▶ PROBLEM STATEMENT:
Select, from the data, each line where "Specular" occurs.

▶ ITEMS:
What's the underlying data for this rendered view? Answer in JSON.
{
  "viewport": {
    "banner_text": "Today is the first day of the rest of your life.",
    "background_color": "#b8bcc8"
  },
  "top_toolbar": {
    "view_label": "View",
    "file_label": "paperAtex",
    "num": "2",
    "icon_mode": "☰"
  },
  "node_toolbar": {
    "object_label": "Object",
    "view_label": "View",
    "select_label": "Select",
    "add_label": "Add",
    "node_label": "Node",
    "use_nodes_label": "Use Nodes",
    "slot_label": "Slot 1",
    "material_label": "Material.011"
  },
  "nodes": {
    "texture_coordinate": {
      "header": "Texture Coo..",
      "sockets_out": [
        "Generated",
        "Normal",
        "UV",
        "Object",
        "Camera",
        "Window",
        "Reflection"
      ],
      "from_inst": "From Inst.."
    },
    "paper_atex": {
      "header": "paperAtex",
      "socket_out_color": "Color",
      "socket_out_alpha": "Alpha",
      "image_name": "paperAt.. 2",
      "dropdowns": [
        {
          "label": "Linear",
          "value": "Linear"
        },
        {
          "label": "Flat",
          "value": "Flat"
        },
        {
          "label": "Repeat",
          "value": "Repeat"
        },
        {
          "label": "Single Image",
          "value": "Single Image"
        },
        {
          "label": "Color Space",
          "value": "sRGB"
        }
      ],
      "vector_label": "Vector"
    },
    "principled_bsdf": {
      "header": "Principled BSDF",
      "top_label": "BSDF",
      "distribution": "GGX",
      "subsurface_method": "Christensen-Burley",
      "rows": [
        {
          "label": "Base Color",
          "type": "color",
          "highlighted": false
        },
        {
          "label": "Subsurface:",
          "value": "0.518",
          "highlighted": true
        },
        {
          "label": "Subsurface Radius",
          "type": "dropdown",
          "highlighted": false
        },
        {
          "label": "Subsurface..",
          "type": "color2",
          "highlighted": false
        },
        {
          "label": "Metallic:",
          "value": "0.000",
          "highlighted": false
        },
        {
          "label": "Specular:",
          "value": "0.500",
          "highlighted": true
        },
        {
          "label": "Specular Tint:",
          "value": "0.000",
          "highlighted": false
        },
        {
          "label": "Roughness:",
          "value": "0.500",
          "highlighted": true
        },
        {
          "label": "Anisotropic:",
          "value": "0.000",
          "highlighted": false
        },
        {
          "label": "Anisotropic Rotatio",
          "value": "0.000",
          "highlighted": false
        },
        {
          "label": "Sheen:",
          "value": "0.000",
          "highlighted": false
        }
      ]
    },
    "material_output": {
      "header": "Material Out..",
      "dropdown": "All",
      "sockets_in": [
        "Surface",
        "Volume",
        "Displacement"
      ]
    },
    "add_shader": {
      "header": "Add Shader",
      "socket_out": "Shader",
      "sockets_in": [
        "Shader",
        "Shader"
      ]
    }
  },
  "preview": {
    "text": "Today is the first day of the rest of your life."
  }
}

▶ REPLY:
          "label": "Specular:",
          "label": "Specular Tint:",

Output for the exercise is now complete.